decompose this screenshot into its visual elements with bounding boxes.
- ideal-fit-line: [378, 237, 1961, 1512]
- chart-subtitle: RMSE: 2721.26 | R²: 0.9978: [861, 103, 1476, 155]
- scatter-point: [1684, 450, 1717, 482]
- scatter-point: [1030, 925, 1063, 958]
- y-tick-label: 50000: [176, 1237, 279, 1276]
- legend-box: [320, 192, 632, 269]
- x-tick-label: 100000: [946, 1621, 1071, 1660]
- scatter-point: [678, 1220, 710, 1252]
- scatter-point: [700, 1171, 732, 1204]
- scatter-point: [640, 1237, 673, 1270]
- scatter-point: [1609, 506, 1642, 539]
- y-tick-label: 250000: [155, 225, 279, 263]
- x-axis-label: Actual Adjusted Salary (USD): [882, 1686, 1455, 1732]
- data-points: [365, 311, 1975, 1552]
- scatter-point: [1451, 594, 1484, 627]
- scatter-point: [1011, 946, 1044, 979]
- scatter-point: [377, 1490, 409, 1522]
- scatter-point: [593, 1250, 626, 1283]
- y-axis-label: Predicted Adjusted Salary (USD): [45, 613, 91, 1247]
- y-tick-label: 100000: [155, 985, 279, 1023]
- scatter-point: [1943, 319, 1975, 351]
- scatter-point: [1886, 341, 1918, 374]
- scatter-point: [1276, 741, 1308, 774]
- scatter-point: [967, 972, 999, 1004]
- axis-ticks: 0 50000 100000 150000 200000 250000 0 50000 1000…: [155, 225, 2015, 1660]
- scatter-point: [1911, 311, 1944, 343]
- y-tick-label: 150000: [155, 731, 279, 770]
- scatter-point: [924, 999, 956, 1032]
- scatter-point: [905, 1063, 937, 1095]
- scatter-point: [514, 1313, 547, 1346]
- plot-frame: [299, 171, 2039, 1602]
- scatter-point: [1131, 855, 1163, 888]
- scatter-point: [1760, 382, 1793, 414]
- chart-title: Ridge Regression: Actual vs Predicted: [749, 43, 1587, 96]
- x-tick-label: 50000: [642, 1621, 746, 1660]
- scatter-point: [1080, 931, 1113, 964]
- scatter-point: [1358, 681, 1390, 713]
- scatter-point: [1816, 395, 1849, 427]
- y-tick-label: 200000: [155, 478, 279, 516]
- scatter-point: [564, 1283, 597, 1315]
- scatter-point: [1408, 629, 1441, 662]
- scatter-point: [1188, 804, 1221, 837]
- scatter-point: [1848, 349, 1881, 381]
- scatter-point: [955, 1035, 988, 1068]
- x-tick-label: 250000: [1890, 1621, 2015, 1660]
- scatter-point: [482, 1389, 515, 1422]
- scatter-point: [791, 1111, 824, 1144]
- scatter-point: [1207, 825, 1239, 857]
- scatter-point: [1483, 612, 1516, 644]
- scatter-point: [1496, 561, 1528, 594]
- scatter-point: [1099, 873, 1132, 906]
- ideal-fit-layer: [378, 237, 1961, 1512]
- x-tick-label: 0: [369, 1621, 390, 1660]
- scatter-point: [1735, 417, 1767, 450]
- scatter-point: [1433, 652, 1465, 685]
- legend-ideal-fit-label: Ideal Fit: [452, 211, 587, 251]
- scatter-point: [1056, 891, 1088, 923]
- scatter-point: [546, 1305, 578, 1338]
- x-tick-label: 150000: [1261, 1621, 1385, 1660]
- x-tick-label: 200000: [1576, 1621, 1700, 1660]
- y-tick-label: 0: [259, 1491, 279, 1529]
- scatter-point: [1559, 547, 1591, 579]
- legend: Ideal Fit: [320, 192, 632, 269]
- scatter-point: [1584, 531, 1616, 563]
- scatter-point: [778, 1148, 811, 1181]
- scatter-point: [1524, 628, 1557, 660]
------------------------------------------------------------
■ The exercise
Copy the records above line for line, leaving every character unchanged.

■ Written reply
decompose this screenshot into its visual elements with bounding boxes.
- ideal-fit-line: [378, 237, 1961, 1512]
- chart-subtitle: RMSE: 2721.26 | R²: 0.9978: [861, 103, 1476, 155]
- scatter-point: [1684, 450, 1717, 482]
- scatter-point: [1030, 925, 1063, 958]
- y-tick-label: 50000: [176, 1237, 279, 1276]
- legend-box: [320, 192, 632, 269]
- x-tick-label: 100000: [946, 1621, 1071, 1660]
- scatter-point: [678, 1220, 710, 1252]
- scatter-point: [700, 1171, 732, 1204]
- scatter-point: [640, 1237, 673, 1270]
- scatter-point: [1609, 506, 1642, 539]
- y-tick-label: 250000: [155, 225, 279, 263]
- x-axis-label: Actual Adjusted Salary (USD): [882, 1686, 1455, 1732]
- data-points: [365, 311, 1975, 1552]
- scatter-point: [1451, 594, 1484, 627]
- scatter-point: [1011, 946, 1044, 979]
- scatter-point: [377, 1490, 409, 1522]
- scatter-point: [593, 1250, 626, 1283]
- y-axis-label: Predicted Adjusted Salary (USD): [45, 613, 91, 1247]
- y-tick-label: 100000: [155, 985, 279, 1023]
- scatter-point: [1943, 319, 1975, 351]
- scatter-point: [1886, 341, 1918, 374]
- scatter-point: [1276, 741, 1308, 774]
- scatter-point: [967, 972, 999, 1004]
- axis-ticks: 0 50000 100000 150000 200000 250000 0 50000 1000…: [155, 225, 2015, 1660]
- scatter-point: [1911, 311, 1944, 343]
- y-tick-label: 150000: [155, 731, 279, 770]
- scatter-point: [924, 999, 956, 1032]
- scatter-point: [905, 1063, 937, 1095]
- scatter-point: [514, 1313, 547, 1346]
- plot-frame: [299, 171, 2039, 1602]
- scatter-point: [1131, 855, 1163, 888]
- scatter-point: [1760, 382, 1793, 414]
- chart-title: Ridge Regression: Actual vs Predicted: [749, 43, 1587, 96]
- x-tick-label: 50000: [642, 1621, 746, 1660]
- scatter-point: [1080, 931, 1113, 964]
- scatter-point: [1358, 681, 1390, 713]
- scatter-point: [1816, 395, 1849, 427]
- y-tick-label: 200000: [155, 478, 279, 516]
- scatter-point: [564, 1283, 597, 1315]
- scatter-point: [1408, 629, 1441, 662]
- scatter-point: [1188, 804, 1221, 837]
- scatter-point: [1848, 349, 1881, 381]
- scatter-point: [955, 1035, 988, 1068]
- x-tick-label: 250000: [1890, 1621, 2015, 1660]
- scatter-point: [482, 1389, 515, 1422]
- scatter-point: [791, 1111, 824, 1144]
- scatter-point: [1207, 825, 1239, 857]
- scatter-point: [1483, 612, 1516, 644]
- scatter-point: [1496, 561, 1528, 594]
- scatter-point: [1099, 873, 1132, 906]
- ideal-fit-layer: [378, 237, 1961, 1512]
- x-tick-label: 0: [369, 1621, 390, 1660]
- scatter-point: [1735, 417, 1767, 450]
- scatter-point: [1433, 652, 1465, 685]
- legend-ideal-fit-label: Ideal Fit: [452, 211, 587, 251]
- scatter-point: [1056, 891, 1088, 923]
- scatter-point: [546, 1305, 578, 1338]
- x-tick-label: 150000: [1261, 1621, 1385, 1660]
- x-tick-label: 200000: [1576, 1621, 1700, 1660]
- y-tick-label: 0: [259, 1491, 279, 1529]
- scatter-point: [1559, 547, 1591, 579]
- legend: Ideal Fit: [320, 192, 632, 269]
- scatter-point: [1584, 531, 1616, 563]
- scatter-point: [778, 1148, 811, 1181]
- scatter-point: [1524, 628, 1557, 660]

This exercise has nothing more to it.